Document extract START
By Thomson Reuters May 4, 2026 | 9:03 PM

By Marleen Kaesebier

BASEL, Switzerland, May 5 (Reuters) – Switzerland’s biotech industry shifted toward private financing in 2025 as funding from capital markets remained difficult to obtain ​and pharmaceutical companies sought out collaborative deals with ‌biotech firms, a report on the sector showed on Tuesday.

While total funding for the sector increased 2.1% to 2.6 billion Swiss francs ($3.32 billion), the amount for privately funded companies rose 38% from ‌2024, ​accounting for nearly half of all ⁠funding last year, the ⁠Swiss Biotech Report 2026 found.

Pharmaceutical companies are increasingly opting for R&D collaborations, licensing agreements or other arrangements that include funding for their biotech partners, the report said.

This ​trend is expected to continue, while more traditional acquisition activity has been slow, Michael Altorfer, chief executive of ⁠the Swiss Biotech Association, said ⁠in a presentation.
Document extract END
Problems to solve:
1. Quote the article on Swiss biotech funding from "BASEL, Switzerland, May" to "the report said.".
2. Answer these questions using the article on Swiss biotech funding.
(a) By what percentage did total funding for the sector increase?
(b) Who is the chief executive of the Swiss Biotech Association?
(c) What kind of activity has been slow?
Given entries START
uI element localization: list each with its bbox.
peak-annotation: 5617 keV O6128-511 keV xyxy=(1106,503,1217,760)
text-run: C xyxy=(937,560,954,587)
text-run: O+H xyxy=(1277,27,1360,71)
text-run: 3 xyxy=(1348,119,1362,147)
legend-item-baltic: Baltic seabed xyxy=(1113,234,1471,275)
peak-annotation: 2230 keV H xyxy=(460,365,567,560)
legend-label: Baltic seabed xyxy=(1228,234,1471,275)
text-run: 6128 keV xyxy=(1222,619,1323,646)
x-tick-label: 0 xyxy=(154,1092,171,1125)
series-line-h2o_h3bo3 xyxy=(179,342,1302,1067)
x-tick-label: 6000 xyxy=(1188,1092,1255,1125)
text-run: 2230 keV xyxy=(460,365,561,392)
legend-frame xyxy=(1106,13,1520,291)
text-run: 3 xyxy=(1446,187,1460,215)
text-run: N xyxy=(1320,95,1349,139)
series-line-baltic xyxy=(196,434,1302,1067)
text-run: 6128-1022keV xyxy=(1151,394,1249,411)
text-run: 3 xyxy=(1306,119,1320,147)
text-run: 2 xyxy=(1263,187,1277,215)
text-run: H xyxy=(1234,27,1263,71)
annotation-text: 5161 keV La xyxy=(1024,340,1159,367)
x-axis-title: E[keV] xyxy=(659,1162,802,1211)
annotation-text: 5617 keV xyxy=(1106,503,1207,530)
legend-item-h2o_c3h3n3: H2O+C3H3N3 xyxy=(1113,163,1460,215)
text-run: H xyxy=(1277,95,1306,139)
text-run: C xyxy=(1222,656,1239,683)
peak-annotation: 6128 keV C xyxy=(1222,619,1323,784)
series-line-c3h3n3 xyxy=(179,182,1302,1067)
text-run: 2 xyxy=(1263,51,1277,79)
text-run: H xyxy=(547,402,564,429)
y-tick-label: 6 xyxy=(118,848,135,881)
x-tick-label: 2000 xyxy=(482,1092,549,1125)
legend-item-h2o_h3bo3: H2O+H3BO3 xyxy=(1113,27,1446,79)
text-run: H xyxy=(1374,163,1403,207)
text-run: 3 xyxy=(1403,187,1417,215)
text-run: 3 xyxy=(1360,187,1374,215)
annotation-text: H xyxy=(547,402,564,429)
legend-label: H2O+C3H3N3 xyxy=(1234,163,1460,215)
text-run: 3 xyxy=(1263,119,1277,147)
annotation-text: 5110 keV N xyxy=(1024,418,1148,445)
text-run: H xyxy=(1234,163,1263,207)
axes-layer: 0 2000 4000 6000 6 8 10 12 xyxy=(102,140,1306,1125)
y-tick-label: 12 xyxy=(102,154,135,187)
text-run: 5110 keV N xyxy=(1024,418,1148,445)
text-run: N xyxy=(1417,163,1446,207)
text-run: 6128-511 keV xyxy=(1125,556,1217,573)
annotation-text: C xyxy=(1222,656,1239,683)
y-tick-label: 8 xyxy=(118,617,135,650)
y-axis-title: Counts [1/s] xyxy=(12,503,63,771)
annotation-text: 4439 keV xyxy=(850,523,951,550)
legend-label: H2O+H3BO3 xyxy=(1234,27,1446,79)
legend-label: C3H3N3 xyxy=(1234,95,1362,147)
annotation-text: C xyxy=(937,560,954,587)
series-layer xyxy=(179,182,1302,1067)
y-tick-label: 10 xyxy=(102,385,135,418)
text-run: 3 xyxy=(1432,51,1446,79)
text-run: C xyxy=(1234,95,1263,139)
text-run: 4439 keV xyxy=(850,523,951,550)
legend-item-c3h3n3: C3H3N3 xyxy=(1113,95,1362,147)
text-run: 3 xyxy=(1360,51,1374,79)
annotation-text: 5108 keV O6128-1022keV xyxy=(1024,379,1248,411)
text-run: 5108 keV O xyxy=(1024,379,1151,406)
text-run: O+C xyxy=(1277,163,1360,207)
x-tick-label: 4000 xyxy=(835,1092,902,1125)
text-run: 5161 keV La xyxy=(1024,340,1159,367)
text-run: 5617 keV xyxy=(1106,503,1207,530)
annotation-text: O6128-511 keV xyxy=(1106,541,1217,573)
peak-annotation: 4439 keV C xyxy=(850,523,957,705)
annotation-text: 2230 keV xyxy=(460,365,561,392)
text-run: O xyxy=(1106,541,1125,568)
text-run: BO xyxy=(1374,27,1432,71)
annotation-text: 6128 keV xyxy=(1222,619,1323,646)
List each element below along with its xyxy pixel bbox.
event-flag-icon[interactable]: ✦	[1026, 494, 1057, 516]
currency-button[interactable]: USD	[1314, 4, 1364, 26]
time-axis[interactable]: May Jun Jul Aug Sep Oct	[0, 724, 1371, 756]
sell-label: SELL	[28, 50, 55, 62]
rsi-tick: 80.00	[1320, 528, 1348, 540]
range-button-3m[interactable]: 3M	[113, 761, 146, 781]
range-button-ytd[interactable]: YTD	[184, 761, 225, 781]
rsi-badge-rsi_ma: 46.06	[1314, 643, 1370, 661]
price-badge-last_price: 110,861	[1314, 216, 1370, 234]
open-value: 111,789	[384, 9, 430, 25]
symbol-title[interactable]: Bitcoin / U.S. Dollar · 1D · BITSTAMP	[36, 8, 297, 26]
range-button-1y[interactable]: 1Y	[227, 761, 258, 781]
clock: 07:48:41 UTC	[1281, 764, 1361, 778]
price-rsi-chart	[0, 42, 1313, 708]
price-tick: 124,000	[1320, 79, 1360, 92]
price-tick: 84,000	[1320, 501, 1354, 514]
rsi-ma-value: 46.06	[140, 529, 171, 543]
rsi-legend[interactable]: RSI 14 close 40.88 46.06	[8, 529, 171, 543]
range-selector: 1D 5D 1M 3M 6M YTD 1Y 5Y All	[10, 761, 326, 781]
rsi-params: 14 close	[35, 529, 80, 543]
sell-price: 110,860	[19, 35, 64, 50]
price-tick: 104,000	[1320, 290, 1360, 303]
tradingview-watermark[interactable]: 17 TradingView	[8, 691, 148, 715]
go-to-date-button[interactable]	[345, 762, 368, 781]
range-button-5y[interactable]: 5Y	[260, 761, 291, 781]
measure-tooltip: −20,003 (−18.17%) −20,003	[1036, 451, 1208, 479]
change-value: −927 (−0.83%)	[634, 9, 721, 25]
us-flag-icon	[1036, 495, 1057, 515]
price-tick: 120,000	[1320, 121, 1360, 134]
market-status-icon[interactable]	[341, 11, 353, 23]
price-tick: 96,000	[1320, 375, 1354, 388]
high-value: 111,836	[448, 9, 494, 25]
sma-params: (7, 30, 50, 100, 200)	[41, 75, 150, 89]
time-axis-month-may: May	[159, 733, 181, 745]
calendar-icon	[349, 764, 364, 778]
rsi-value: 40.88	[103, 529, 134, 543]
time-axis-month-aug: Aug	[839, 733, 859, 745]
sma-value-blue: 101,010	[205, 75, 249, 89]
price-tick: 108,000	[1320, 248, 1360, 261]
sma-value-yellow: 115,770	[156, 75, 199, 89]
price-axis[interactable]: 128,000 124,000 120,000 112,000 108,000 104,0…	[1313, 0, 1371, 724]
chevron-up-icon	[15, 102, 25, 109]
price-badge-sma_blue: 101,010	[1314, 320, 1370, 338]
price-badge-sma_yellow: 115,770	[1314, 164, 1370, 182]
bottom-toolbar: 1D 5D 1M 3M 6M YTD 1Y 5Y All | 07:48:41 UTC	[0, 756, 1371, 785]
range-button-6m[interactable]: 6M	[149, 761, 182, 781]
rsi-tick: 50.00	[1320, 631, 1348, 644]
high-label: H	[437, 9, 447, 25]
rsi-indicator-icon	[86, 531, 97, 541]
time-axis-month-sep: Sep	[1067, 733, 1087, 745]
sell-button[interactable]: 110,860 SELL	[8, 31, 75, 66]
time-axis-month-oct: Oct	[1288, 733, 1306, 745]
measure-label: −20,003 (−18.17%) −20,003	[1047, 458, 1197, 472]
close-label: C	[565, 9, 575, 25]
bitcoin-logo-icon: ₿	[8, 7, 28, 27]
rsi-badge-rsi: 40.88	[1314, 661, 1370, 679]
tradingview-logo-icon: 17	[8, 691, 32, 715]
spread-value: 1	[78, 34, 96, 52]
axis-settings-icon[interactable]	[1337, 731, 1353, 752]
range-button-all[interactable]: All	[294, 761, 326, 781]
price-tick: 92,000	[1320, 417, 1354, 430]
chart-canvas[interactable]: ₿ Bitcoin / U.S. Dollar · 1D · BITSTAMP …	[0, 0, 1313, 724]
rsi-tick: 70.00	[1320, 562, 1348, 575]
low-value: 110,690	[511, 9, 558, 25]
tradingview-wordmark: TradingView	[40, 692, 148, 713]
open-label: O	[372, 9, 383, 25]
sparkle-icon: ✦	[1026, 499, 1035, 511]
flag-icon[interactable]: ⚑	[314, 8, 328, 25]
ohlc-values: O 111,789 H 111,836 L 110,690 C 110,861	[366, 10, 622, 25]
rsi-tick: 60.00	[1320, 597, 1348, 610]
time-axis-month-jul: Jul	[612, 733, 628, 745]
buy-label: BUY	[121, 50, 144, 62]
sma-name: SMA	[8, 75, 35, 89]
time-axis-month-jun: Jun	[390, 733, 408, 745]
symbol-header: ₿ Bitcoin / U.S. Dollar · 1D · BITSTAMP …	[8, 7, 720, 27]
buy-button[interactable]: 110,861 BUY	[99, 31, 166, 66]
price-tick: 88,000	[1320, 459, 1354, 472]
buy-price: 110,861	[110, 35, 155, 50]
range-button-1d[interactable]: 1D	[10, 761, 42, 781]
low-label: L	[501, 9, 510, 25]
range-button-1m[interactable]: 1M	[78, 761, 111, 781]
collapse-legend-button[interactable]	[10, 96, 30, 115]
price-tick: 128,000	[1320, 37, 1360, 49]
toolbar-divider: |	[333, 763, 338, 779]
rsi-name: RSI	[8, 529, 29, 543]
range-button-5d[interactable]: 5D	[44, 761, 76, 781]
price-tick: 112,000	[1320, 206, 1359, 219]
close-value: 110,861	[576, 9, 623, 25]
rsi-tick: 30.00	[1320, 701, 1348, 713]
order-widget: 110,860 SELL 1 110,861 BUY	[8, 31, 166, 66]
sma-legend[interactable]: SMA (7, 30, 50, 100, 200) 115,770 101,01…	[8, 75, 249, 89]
Given entries END
Numbered answers:
1.
BASEL, Switzerland, May 5 (Reuters) – Switzerland’s biotech industry shifted toward private financing in 2025 as funding from capital markets remained difficult to obtain ​and pharmaceutical companies sought out collaborative deals with ‌biotech firms, a report on the sector showed on Tuesday.

While total funding for the sector increased 2.1% to 2.6 billion Swiss francs ($3.32 billion), the amount for privately funded companies rose 38% from ‌2024, ​accounting for nearly half of all ⁠funding last year, the ⁠Swiss Biotech Report 2026 found.

Pharmaceutical companies are increasingly opting for R&D collaborations, licensing agreements or other arrangements that include funding for their biotech partners, the report said.

2.
(a) 2.1%
(b) Michael Altorfer
(c) More traditional acquisition activity